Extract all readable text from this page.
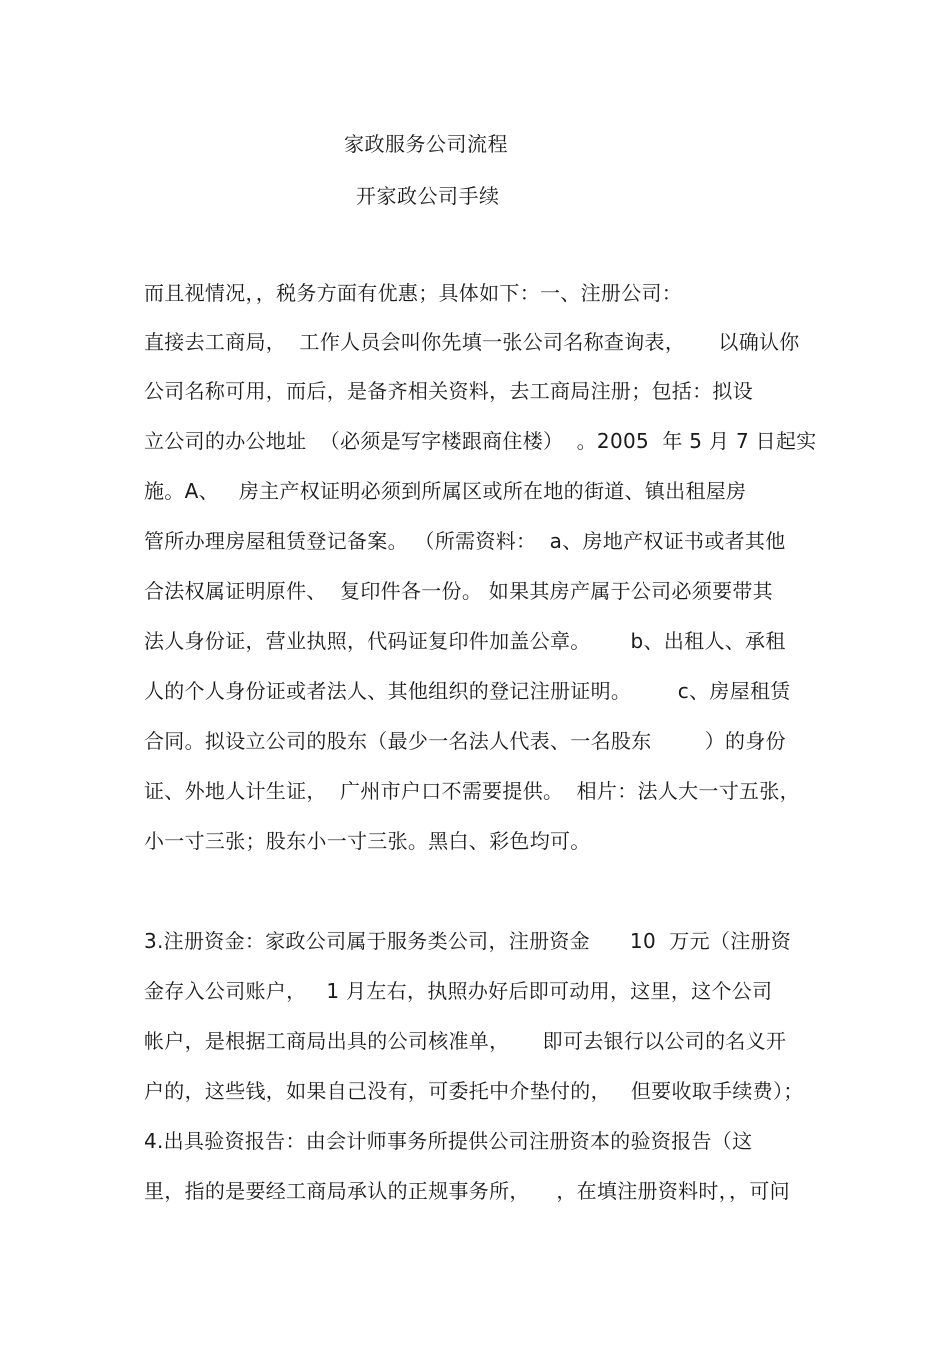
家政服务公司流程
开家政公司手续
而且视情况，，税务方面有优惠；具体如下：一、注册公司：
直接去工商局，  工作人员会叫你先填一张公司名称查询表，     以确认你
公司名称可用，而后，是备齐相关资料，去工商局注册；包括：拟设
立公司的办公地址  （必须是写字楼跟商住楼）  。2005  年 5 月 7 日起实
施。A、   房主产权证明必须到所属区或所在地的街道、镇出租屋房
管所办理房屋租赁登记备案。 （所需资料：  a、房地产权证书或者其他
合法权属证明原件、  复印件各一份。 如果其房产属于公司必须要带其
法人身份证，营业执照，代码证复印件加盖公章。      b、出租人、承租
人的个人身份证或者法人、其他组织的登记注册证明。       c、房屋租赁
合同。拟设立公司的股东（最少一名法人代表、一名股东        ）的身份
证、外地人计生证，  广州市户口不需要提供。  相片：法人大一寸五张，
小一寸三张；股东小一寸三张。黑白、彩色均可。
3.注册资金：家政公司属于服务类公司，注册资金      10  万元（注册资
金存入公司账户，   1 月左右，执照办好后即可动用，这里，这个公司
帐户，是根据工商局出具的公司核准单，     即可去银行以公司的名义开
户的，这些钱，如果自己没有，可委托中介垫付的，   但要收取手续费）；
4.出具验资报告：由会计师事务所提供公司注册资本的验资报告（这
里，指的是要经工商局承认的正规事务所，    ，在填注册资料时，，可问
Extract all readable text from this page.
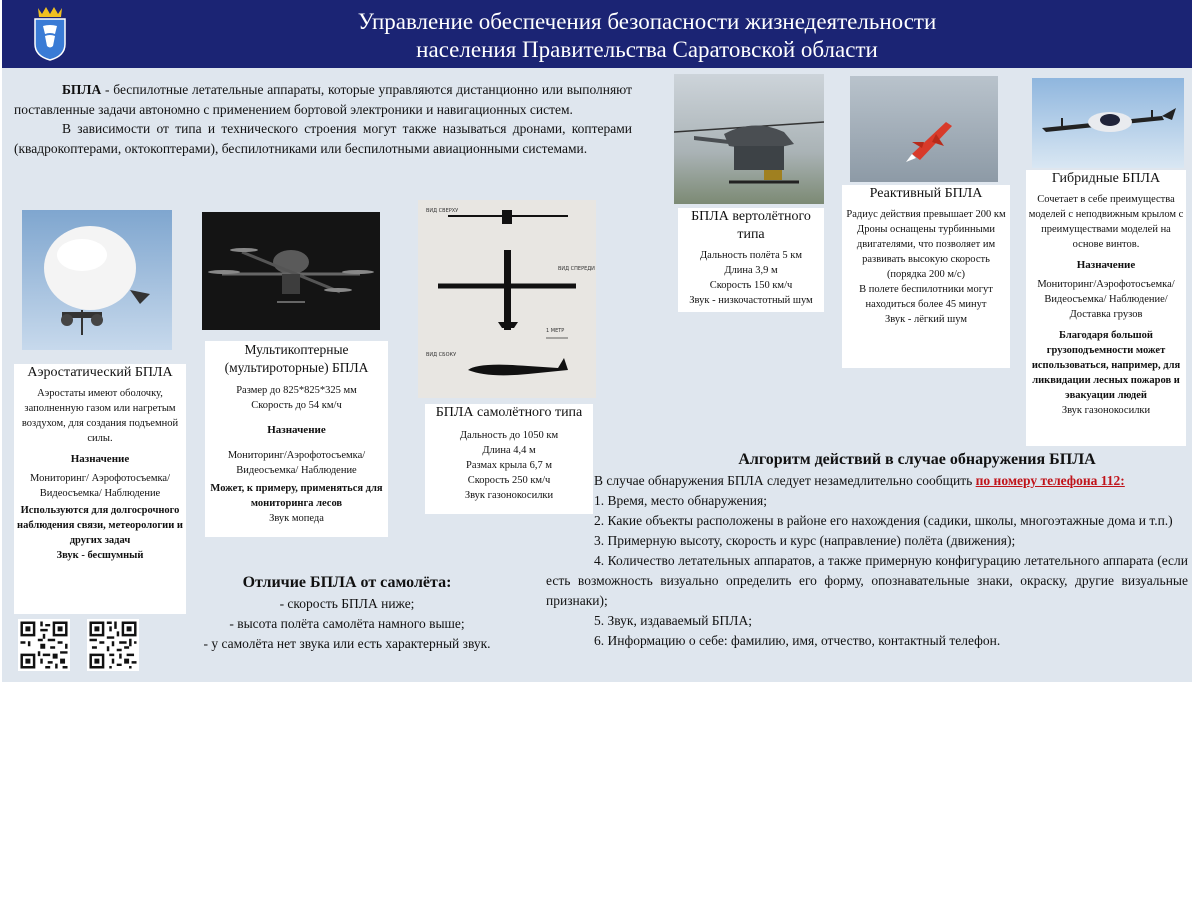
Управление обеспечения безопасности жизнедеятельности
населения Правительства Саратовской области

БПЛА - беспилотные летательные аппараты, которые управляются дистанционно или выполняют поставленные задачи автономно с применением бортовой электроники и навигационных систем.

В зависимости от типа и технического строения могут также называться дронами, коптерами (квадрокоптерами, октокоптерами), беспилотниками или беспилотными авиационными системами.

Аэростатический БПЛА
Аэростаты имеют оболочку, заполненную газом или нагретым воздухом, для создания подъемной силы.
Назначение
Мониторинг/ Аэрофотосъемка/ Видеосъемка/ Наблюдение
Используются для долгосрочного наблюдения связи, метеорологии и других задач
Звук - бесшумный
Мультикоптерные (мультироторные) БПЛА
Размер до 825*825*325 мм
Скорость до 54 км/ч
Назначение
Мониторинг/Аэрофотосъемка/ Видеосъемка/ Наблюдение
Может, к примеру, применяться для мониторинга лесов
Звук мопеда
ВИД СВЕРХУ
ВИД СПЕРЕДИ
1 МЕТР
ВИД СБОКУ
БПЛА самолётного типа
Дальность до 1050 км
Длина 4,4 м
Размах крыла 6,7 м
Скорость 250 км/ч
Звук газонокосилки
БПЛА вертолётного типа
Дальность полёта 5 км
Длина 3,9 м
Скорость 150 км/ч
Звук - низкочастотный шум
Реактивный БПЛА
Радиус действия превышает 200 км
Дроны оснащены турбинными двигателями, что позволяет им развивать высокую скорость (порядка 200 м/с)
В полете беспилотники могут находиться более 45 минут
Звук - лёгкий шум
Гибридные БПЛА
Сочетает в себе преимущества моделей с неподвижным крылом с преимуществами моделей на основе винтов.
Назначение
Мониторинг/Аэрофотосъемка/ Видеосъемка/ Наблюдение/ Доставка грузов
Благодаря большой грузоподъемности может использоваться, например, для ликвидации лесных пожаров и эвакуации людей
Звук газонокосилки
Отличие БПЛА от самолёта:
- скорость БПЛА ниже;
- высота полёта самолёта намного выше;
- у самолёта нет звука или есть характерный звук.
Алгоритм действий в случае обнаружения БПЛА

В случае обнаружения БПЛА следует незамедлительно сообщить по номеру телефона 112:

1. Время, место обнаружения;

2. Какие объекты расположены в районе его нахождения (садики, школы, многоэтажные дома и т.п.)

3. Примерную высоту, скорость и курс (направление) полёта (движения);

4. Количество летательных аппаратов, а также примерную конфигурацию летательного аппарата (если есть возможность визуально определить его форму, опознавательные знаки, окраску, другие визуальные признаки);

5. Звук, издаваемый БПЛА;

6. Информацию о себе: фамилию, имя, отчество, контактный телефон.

§

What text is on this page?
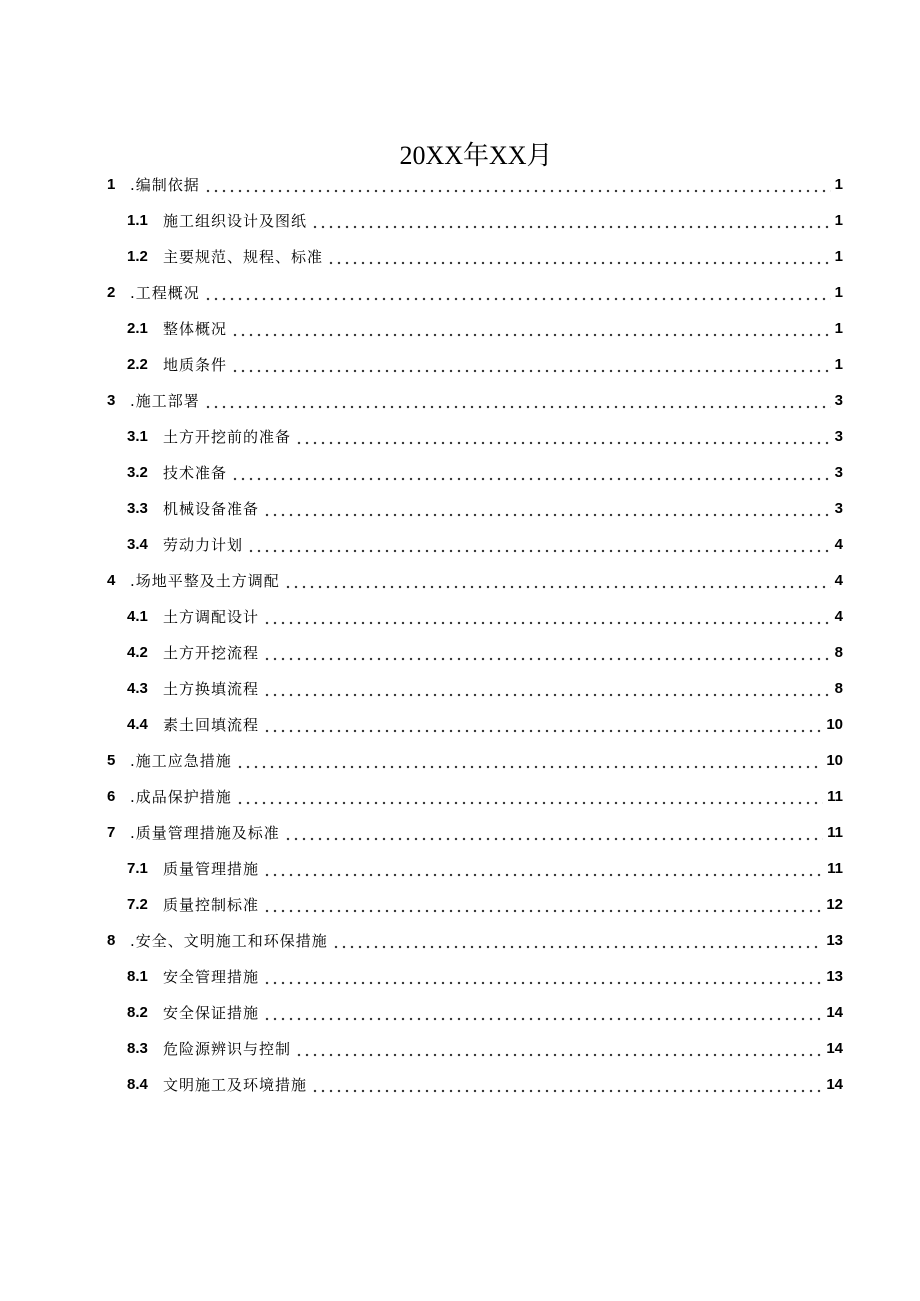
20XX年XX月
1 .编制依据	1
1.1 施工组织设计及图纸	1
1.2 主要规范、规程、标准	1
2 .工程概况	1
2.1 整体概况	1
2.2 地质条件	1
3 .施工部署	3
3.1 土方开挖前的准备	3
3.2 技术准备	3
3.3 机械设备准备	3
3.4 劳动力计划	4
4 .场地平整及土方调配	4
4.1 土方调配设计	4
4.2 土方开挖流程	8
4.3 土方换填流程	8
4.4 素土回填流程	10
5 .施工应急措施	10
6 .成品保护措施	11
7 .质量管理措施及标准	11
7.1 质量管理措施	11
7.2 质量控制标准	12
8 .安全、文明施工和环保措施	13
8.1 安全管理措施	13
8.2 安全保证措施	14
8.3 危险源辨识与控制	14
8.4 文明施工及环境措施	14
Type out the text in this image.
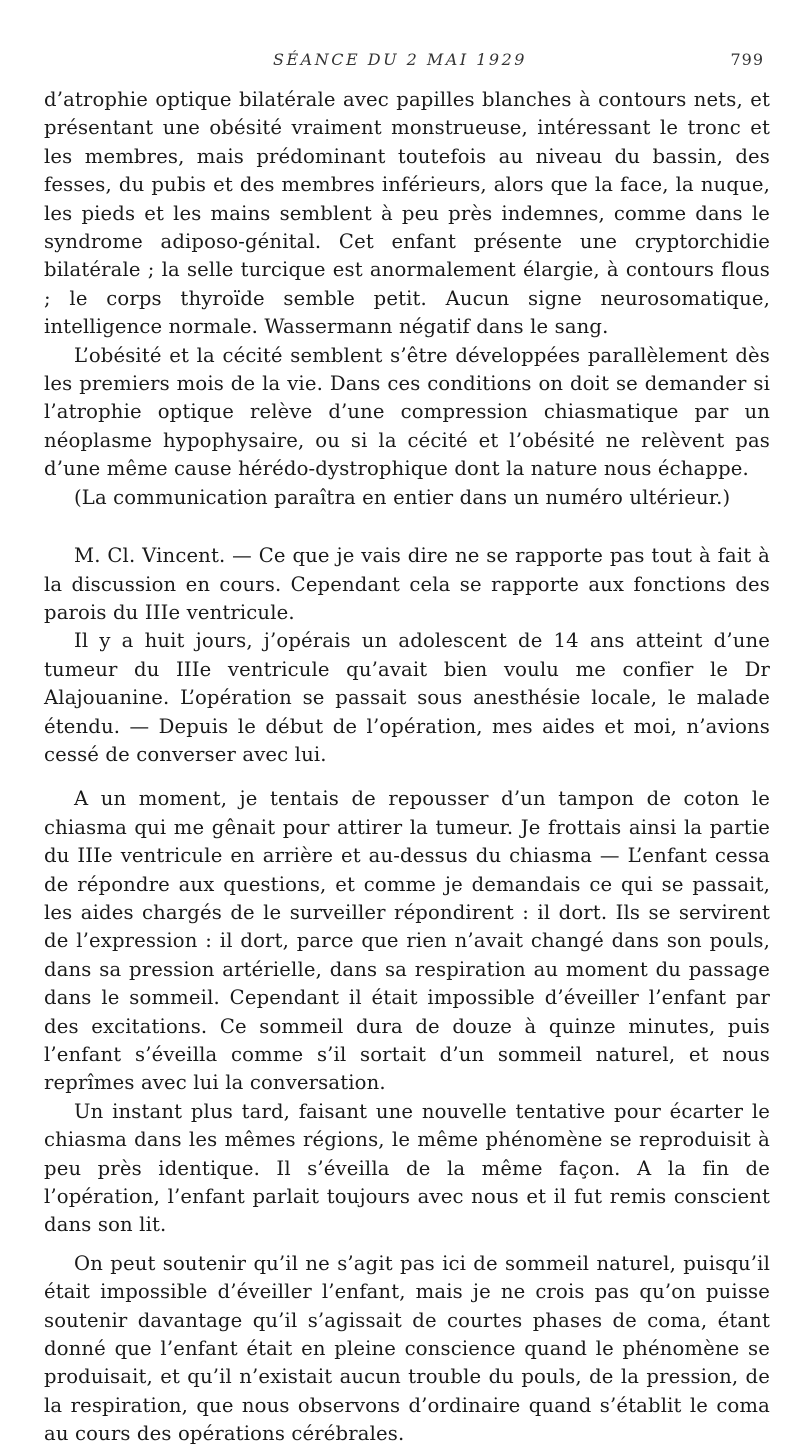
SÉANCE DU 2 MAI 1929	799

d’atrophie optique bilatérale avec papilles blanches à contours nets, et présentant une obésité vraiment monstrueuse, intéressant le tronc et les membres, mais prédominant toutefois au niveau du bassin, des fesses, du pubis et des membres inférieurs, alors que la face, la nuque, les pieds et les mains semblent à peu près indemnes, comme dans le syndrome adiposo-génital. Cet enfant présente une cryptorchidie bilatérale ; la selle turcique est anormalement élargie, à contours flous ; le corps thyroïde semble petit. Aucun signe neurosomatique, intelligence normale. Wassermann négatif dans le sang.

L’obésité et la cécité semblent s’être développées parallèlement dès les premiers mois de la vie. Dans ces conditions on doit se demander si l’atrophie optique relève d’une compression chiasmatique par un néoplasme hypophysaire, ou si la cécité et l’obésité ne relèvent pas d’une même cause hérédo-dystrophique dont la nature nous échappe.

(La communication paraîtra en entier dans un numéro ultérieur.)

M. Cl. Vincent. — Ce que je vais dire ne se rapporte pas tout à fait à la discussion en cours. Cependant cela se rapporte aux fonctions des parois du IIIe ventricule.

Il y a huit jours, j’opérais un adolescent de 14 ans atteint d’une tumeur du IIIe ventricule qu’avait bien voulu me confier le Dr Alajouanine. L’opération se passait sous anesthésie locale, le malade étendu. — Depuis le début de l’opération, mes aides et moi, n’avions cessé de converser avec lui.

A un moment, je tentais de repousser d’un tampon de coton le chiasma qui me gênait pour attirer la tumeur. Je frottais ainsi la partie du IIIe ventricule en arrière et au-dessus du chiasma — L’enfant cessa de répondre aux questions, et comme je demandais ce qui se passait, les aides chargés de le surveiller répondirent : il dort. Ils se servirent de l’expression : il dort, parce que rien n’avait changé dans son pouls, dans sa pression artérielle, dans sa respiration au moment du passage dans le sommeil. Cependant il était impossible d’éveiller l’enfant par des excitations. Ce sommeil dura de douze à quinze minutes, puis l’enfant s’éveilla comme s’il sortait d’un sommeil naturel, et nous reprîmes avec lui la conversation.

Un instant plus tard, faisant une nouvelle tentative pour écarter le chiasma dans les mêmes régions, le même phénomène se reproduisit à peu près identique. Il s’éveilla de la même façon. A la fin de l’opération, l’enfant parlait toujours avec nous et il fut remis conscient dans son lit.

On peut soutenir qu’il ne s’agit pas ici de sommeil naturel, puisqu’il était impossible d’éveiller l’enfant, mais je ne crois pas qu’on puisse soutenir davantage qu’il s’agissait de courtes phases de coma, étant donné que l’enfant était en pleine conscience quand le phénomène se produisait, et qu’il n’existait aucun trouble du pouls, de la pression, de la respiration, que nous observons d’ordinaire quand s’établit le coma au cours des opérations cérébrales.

§

Exercise directions
In the entries above, how many lines hold the word "même"? State the number and nothing else.

Solution for this problem
2